__STATED GOAL__: Each entry needs to be restated exactly as written.

__SOURCE DATA__:
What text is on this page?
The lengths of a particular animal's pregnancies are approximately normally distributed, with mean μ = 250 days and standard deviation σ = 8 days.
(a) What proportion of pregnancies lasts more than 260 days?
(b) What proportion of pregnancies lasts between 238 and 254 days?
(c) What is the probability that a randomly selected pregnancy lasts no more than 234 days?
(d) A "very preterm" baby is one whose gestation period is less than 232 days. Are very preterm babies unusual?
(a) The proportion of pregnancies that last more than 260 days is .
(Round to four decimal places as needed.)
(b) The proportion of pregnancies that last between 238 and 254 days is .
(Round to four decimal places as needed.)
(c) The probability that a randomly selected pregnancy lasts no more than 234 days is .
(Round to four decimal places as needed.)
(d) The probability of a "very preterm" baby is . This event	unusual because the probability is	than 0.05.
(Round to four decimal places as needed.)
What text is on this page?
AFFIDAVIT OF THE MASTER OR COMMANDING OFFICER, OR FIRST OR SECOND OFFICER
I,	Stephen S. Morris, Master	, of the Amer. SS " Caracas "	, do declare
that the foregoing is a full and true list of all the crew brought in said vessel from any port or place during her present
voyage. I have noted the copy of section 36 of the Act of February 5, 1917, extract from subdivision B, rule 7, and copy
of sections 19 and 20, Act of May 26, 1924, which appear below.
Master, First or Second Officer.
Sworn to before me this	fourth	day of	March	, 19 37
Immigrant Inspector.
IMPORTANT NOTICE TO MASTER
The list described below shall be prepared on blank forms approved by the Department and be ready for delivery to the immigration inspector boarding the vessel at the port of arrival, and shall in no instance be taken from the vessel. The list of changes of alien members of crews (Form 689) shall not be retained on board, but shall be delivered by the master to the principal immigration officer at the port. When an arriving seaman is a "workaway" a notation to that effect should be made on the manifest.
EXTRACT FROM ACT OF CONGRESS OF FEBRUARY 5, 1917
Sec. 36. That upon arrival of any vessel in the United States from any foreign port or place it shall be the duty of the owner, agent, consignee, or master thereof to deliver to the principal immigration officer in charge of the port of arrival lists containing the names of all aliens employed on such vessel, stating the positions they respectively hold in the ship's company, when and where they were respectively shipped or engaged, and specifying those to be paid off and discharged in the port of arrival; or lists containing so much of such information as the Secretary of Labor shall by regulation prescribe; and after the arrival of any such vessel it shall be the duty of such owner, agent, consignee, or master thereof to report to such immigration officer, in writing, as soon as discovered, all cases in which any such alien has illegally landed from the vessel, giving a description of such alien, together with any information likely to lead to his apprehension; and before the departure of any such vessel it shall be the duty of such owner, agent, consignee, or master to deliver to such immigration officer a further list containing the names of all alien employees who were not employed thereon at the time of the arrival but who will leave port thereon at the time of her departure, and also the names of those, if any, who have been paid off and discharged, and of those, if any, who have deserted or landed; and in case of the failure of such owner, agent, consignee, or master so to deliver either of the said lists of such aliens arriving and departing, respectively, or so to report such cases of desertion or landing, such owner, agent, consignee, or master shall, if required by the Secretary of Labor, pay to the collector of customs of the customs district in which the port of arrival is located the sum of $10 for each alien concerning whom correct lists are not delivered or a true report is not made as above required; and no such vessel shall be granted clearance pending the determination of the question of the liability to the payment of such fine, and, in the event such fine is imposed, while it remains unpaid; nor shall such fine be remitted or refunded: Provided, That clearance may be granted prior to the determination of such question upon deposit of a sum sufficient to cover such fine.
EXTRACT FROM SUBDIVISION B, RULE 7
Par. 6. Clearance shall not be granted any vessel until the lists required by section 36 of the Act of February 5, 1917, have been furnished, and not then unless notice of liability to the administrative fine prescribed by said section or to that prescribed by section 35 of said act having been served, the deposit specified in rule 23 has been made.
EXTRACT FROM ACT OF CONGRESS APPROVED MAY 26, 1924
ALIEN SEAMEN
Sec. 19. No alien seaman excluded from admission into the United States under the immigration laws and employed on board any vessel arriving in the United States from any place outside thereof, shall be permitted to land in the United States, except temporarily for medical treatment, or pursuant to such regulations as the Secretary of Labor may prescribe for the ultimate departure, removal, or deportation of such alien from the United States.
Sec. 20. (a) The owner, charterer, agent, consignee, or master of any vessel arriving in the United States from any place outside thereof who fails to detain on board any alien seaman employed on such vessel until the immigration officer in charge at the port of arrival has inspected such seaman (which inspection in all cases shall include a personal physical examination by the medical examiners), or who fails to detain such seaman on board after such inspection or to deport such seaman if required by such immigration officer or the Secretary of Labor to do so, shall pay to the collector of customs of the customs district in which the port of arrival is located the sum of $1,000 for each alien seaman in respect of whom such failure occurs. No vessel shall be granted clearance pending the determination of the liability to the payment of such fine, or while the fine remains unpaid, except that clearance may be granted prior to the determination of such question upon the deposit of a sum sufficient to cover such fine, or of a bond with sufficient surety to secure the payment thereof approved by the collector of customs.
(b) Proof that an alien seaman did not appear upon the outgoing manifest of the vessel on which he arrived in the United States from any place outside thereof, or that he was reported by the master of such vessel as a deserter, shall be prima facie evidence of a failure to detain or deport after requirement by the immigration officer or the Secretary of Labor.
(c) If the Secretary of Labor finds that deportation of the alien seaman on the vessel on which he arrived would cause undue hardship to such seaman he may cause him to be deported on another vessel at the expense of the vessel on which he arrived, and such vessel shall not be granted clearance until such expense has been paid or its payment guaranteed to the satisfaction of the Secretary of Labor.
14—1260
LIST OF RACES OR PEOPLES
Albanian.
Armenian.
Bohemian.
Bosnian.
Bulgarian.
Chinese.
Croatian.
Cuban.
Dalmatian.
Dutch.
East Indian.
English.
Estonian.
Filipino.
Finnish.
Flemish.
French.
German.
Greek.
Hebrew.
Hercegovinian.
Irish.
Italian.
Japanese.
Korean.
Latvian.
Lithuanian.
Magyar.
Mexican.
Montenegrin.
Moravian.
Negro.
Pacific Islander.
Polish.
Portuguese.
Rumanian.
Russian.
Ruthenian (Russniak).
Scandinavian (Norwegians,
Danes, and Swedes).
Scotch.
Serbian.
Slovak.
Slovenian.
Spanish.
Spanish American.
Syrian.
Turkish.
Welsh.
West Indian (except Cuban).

__REPLY TO THE TASK__:
What text is on this page?
The lengths of a particular animal's pregnancies are approximately normally distributed, with mean μ = 250 days and standard deviation σ = 8 days.
(a) What proportion of pregnancies lasts more than 260 days?
(b) What proportion of pregnancies lasts between 238 and 254 days?
(c) What is the probability that a randomly selected pregnancy lasts no more than 234 days?
(d) A "very preterm" baby is one whose gestation period is less than 232 days. Are very preterm babies unusual?
(a) The proportion of pregnancies that last more than 260 days is .
(Round to four decimal places as needed.)
(b) The proportion of pregnancies that last between 238 and 254 days is .
(Round to four decimal places as needed.)
(c) The probability that a randomly selected pregnancy lasts no more than 234 days is .
(Round to four decimal places as needed.)
(d) The probability of a "very preterm" baby is . This event	unusual because the probability is	than 0.05.
(Round to four decimal places as needed.)
What text is on this page?
AFFIDAVIT OF THE MASTER OR COMMANDING OFFICER, OR FIRST OR SECOND OFFICER
I,	Stephen S. Morris, Master	, of the Amer. SS " Caracas "	, do declare
that the foregoing is a full and true list of all the crew brought in said vessel from any port or place during her present
voyage. I have noted the copy of section 36 of the Act of February 5, 1917, extract from subdivision B, rule 7, and copy
of sections 19 and 20, Act of May 26, 1924, which appear below.
Master, First or Second Officer.
Sworn to before me this	fourth	day of	March	, 19 37
Immigrant Inspector.
IMPORTANT NOTICE TO MASTER
The list described below shall be prepared on blank forms approved by the Department and be ready for delivery to the immigration inspector boarding the vessel at the port of arrival, and shall in no instance be taken from the vessel. The list of changes of alien members of crews (Form 689) shall not be retained on board, but shall be delivered by the master to the principal immigration officer at the port. When an arriving seaman is a "workaway" a notation to that effect should be made on the manifest.
EXTRACT FROM ACT OF CONGRESS OF FEBRUARY 5, 1917
Sec. 36. That upon arrival of any vessel in the United States from any foreign port or place it shall be the duty of the owner, agent, consignee, or master thereof to deliver to the principal immigration officer in charge of the port of arrival lists containing the names of all aliens employed on such vessel, stating the positions they respectively hold in the ship's company, when and where they were respectively shipped or engaged, and specifying those to be paid off and discharged in the port of arrival; or lists containing so much of such information as the Secretary of Labor shall by regulation prescribe; and after the arrival of any such vessel it shall be the duty of such owner, agent, consignee, or master thereof to report to such immigration officer, in writing, as soon as discovered, all cases in which any such alien has illegally landed from the vessel, giving a description of such alien, together with any information likely to lead to his apprehension; and before the departure of any such vessel it shall be the duty of such owner, agent, consignee, or master to deliver to such immigration officer a further list containing the names of all alien employees who were not employed thereon at the time of the arrival but who will leave port thereon at the time of her departure, and also the names of those, if any, who have been paid off and discharged, and of those, if any, who have deserted or landed; and in case of the failure of such owner, agent, consignee, or master so to deliver either of the said lists of such aliens arriving and departing, respectively, or so to report such cases of desertion or landing, such owner, agent, consignee, or master shall, if required by the Secretary of Labor, pay to the collector of customs of the customs district in which the port of arrival is located the sum of $10 for each alien concerning whom correct lists are not delivered or a true report is not made as above required; and no such vessel shall be granted clearance pending the determination of the question of the liability to the payment of such fine, and, in the event such fine is imposed, while it remains unpaid; nor shall such fine be remitted or refunded: Provided, That clearance may be granted prior to the determination of such question upon deposit of a sum sufficient to cover such fine.
EXTRACT FROM SUBDIVISION B, RULE 7
Par. 6. Clearance shall not be granted any vessel until the lists required by section 36 of the Act of February 5, 1917, have been furnished, and not then unless notice of liability to the administrative fine prescribed by said section or to that prescribed by section 35 of said act having been served, the deposit specified in rule 23 has been made.
EXTRACT FROM ACT OF CONGRESS APPROVED MAY 26, 1924
ALIEN SEAMEN
Sec. 19. No alien seaman excluded from admission into the United States under the immigration laws and employed on board any vessel arriving in the United States from any place outside thereof, shall be permitted to land in the United States, except temporarily for medical treatment, or pursuant to such regulations as the Secretary of Labor may prescribe for the ultimate departure, removal, or deportation of such alien from the United States.
Sec. 20. (a) The owner, charterer, agent, consignee, or master of any vessel arriving in the United States from any place outside thereof who fails to detain on board any alien seaman employed on such vessel until the immigration officer in charge at the port of arrival has inspected such seaman (which inspection in all cases shall include a personal physical examination by the medical examiners), or who fails to detain such seaman on board after such inspection or to deport such seaman if required by such immigration officer or the Secretary of Labor to do so, shall pay to the collector of customs of the customs district in which the port of arrival is located the sum of $1,000 for each alien seaman in respect of whom such failure occurs. No vessel shall be granted clearance pending the determination of the liability to the payment of such fine, or while the fine remains unpaid, except that clearance may be granted prior to the determination of such question upon the deposit of a sum sufficient to cover such fine, or of a bond with sufficient surety to secure the payment thereof approved by the collector of customs.
(b) Proof that an alien seaman did not appear upon the outgoing manifest of the vessel on which he arrived in the United States from any place outside thereof, or that he was reported by the master of such vessel as a deserter, shall be prima facie evidence of a failure to detain or deport after requirement by the immigration officer or the Secretary of Labor.
(c) If the Secretary of Labor finds that deportation of the alien seaman on the vessel on which he arrived would cause undue hardship to such seaman he may cause him to be deported on another vessel at the expense of the vessel on which he arrived, and such vessel shall not be granted clearance until such expense has been paid or its payment guaranteed to the satisfaction of the Secretary of Labor.
14—1260
LIST OF RACES OR PEOPLES
Albanian.
Armenian.
Bohemian.
Bosnian.
Bulgarian.
Chinese.
Croatian.
Cuban.
Dalmatian.
Dutch.
East Indian.
English.
Estonian.
Filipino.
Finnish.
Flemish.
French.
German.
Greek.
Hebrew.
Hercegovinian.
Irish.
Italian.
Japanese.
Korean.
Latvian.
Lithuanian.
Magyar.
Mexican.
Montenegrin.
Moravian.
Negro.
Pacific Islander.
Polish.
Portuguese.
Rumanian.
Russian.
Ruthenian (Russniak).
Scandinavian (Norwegians,
Danes, and Swedes).
Scotch.
Serbian.
Slovak.
Slovenian.
Spanish.
Spanish American.
Syrian.
Turkish.
Welsh.
West Indian (except Cuban).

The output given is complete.